Edit the records below so that every instance of "interactable" reads "clickable", leaving all other text unaltered.

[Extracted data entries]
┄┄┄┄┄┄┄┄┄┄┄┄┄┄┄┄┄┄┄┄

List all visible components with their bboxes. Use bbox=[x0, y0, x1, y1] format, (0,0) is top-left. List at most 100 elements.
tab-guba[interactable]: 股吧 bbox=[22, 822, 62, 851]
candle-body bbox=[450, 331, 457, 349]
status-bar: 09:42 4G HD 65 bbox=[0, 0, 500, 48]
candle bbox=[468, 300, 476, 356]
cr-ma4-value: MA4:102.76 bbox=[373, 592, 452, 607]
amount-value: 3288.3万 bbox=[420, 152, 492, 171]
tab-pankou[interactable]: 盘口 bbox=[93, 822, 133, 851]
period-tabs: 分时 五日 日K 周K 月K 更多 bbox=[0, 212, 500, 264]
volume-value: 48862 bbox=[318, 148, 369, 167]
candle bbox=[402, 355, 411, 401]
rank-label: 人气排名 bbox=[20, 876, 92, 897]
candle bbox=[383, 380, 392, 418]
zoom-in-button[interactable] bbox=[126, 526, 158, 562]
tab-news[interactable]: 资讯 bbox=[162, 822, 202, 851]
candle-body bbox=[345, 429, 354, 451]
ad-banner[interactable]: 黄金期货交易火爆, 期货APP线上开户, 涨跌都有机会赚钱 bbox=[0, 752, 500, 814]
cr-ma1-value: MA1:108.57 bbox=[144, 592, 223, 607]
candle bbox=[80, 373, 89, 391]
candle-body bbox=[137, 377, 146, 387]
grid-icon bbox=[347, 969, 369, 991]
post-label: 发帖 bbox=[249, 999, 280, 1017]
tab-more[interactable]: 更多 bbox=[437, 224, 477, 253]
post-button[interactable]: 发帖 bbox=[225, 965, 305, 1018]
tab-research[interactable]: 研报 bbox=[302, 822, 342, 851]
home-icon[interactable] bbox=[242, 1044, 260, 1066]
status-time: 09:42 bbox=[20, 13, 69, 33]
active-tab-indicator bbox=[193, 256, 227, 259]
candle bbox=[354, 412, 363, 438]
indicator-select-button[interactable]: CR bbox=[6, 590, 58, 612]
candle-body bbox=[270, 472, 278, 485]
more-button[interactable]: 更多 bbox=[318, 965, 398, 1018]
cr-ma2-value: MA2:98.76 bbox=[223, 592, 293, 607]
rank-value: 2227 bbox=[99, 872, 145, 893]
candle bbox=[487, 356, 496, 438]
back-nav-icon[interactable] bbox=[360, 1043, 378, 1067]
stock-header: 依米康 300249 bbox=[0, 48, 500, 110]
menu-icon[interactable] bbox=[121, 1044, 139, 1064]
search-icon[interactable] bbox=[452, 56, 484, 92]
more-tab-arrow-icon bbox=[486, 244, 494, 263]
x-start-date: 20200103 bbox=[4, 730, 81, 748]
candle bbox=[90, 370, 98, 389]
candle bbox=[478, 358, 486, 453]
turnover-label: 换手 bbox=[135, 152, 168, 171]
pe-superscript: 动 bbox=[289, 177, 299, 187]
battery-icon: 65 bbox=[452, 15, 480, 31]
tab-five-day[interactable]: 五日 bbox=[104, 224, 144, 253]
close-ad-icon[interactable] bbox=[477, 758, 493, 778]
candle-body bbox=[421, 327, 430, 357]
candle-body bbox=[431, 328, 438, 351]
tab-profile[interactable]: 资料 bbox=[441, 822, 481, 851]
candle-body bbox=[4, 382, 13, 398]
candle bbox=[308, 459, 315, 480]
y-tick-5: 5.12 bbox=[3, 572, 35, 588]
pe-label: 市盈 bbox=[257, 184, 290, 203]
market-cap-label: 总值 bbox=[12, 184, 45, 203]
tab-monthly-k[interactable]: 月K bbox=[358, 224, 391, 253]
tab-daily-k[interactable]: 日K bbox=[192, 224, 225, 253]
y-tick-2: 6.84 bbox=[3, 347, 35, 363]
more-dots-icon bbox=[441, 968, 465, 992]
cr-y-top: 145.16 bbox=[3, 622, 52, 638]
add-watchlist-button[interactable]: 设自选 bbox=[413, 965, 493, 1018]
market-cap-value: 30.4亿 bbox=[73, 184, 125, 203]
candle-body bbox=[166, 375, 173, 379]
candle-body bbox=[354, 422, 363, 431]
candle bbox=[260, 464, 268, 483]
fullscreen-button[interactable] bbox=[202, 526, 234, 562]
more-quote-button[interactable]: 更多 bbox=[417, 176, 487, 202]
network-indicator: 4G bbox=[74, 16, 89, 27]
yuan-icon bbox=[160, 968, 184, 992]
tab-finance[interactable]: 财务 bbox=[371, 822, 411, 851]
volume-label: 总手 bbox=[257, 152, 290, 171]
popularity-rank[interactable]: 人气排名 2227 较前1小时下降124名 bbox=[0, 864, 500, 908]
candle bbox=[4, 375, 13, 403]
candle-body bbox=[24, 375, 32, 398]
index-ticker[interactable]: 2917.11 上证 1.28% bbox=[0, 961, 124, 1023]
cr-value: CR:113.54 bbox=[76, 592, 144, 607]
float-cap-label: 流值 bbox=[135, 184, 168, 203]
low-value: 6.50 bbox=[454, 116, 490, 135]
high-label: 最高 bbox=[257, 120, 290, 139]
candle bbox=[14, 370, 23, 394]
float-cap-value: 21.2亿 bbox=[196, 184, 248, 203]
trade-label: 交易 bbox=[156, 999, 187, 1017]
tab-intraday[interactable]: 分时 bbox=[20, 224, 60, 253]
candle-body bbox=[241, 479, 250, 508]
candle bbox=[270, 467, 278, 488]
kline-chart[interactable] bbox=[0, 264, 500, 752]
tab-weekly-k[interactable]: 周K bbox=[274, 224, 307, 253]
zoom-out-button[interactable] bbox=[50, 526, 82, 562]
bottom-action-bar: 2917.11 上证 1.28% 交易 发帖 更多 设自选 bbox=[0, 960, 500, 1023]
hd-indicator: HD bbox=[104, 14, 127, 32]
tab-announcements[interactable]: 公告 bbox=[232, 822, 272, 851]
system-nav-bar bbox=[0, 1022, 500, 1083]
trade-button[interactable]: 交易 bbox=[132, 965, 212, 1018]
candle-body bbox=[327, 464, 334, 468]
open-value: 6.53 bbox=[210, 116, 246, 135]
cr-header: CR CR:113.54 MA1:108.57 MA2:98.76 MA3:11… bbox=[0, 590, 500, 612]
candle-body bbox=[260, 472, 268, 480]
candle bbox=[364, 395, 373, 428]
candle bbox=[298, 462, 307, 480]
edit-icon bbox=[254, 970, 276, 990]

┄┄┄┄┄┄┄┄┄┄┄┄┄┄┄┄┄┄┄┄

◆ ANSWER BELOW:
List all visible components with their bboxes. Use bbox=[x0, y0, x1, y1] format, (0,0) is top-left. List at most 100 elements.
tab-guba[clickable]: 股吧 bbox=[22, 822, 62, 851]
candle-body bbox=[450, 331, 457, 349]
status-bar: 09:42 4G HD 65 bbox=[0, 0, 500, 48]
candle bbox=[468, 300, 476, 356]
cr-ma4-value: MA4:102.76 bbox=[373, 592, 452, 607]
amount-value: 3288.3万 bbox=[420, 152, 492, 171]
tab-pankou[clickable]: 盘口 bbox=[93, 822, 133, 851]
period-tabs: 分时 五日 日K 周K 月K 更多 bbox=[0, 212, 500, 264]
volume-value: 48862 bbox=[318, 148, 369, 167]
candle bbox=[402, 355, 411, 401]
rank-label: 人气排名 bbox=[20, 876, 92, 897]
candle bbox=[383, 380, 392, 418]
zoom-in-button[clickable] bbox=[126, 526, 158, 562]
tab-news[clickable]: 资讯 bbox=[162, 822, 202, 851]
candle-body bbox=[345, 429, 354, 451]
ad-banner[clickable]: 黄金期货交易火爆, 期货APP线上开户, 涨跌都有机会赚钱 bbox=[0, 752, 500, 814]
cr-ma1-value: MA1:108.57 bbox=[144, 592, 223, 607]
candle bbox=[80, 373, 89, 391]
candle-body bbox=[137, 377, 146, 387]
grid-icon bbox=[347, 969, 369, 991]
post-label: 发帖 bbox=[249, 999, 280, 1017]
tab-more[clickable]: 更多 bbox=[437, 224, 477, 253]
post-button[clickable]: 发帖 bbox=[225, 965, 305, 1018]
tab-research[clickable]: 研报 bbox=[302, 822, 342, 851]
home-icon[clickable] bbox=[242, 1044, 260, 1066]
status-time: 09:42 bbox=[20, 13, 69, 33]
active-tab-indicator bbox=[193, 256, 227, 259]
candle bbox=[354, 412, 363, 438]
indicator-select-button[clickable]: CR bbox=[6, 590, 58, 612]
candle-body bbox=[270, 472, 278, 485]
more-button[clickable]: 更多 bbox=[318, 965, 398, 1018]
cr-ma2-value: MA2:98.76 bbox=[223, 592, 293, 607]
rank-value: 2227 bbox=[99, 872, 145, 893]
candle bbox=[487, 356, 496, 438]
back-nav-icon[clickable] bbox=[360, 1043, 378, 1067]
stock-header: 依米康 300249 bbox=[0, 48, 500, 110]
menu-icon[clickable] bbox=[121, 1044, 139, 1064]
search-icon[clickable] bbox=[452, 56, 484, 92]
more-tab-arrow-icon bbox=[486, 244, 494, 263]
x-start-date: 20200103 bbox=[4, 730, 81, 748]
candle bbox=[90, 370, 98, 389]
candle bbox=[478, 358, 486, 453]
turnover-label: 换手 bbox=[135, 152, 168, 171]
pe-superscript: 动 bbox=[289, 177, 299, 187]
battery-icon: 65 bbox=[452, 15, 480, 31]
tab-five-day[clickable]: 五日 bbox=[104, 224, 144, 253]
close-ad-icon[clickable] bbox=[477, 758, 493, 778]
candle-body bbox=[421, 327, 430, 357]
candle-body bbox=[431, 328, 438, 351]
tab-profile[clickable]: 资料 bbox=[441, 822, 481, 851]
candle-body bbox=[4, 382, 13, 398]
candle bbox=[308, 459, 315, 480]
y-tick-5: 5.12 bbox=[3, 572, 35, 588]
pe-label: 市盈 bbox=[257, 184, 290, 203]
market-cap-label: 总值 bbox=[12, 184, 45, 203]
tab-monthly-k[clickable]: 月K bbox=[358, 224, 391, 253]
tab-daily-k[clickable]: 日K bbox=[192, 224, 225, 253]
y-tick-2: 6.84 bbox=[3, 347, 35, 363]
more-dots-icon bbox=[441, 968, 465, 992]
cr-y-top: 145.16 bbox=[3, 622, 52, 638]
add-watchlist-button[clickable]: 设自选 bbox=[413, 965, 493, 1018]
market-cap-value: 30.4亿 bbox=[73, 184, 125, 203]
candle-body bbox=[166, 375, 173, 379]
candle-body bbox=[354, 422, 363, 431]
candle bbox=[260, 464, 268, 483]
fullscreen-button[clickable] bbox=[202, 526, 234, 562]
more-quote-button[clickable]: 更多 bbox=[417, 176, 487, 202]
network-indicator: 4G bbox=[74, 16, 89, 27]
yuan-icon bbox=[160, 968, 184, 992]
tab-finance[clickable]: 财务 bbox=[371, 822, 411, 851]
volume-label: 总手 bbox=[257, 152, 290, 171]
popularity-rank[clickable]: 人气排名 2227 较前1小时下降124名 bbox=[0, 864, 500, 908]
candle bbox=[4, 375, 13, 403]
candle-body bbox=[24, 375, 32, 398]
index-ticker[clickable]: 2917.11 上证 1.28% bbox=[0, 961, 124, 1023]
cr-value: CR:113.54 bbox=[76, 592, 144, 607]
float-cap-label: 流值 bbox=[135, 184, 168, 203]
low-value: 6.50 bbox=[454, 116, 490, 135]
high-label: 最高 bbox=[257, 120, 290, 139]
candle bbox=[14, 370, 23, 394]
float-cap-value: 21.2亿 bbox=[196, 184, 248, 203]
trade-label: 交易 bbox=[156, 999, 187, 1017]
tab-intraday[clickable]: 分时 bbox=[20, 224, 60, 253]
candle-body bbox=[241, 479, 250, 508]
candle bbox=[270, 467, 278, 488]
kline-chart[clickable] bbox=[0, 264, 500, 752]
tab-weekly-k[clickable]: 周K bbox=[274, 224, 307, 253]
zoom-out-button[clickable] bbox=[50, 526, 82, 562]
bottom-action-bar: 2917.11 上证 1.28% 交易 发帖 更多 设自选 bbox=[0, 960, 500, 1023]
hd-indicator: HD bbox=[104, 14, 127, 32]
tab-announcements[clickable]: 公告 bbox=[232, 822, 272, 851]
system-nav-bar bbox=[0, 1022, 500, 1083]
trade-button[clickable]: 交易 bbox=[132, 965, 212, 1018]
candle-body bbox=[327, 464, 334, 468]
open-value: 6.53 bbox=[210, 116, 246, 135]
cr-header: CR CR:113.54 MA1:108.57 MA2:98.76 MA3:11… bbox=[0, 590, 500, 612]
candle-body bbox=[260, 472, 268, 480]
candle bbox=[364, 395, 373, 428]
candle bbox=[298, 462, 307, 480]
edit-icon bbox=[254, 970, 276, 990]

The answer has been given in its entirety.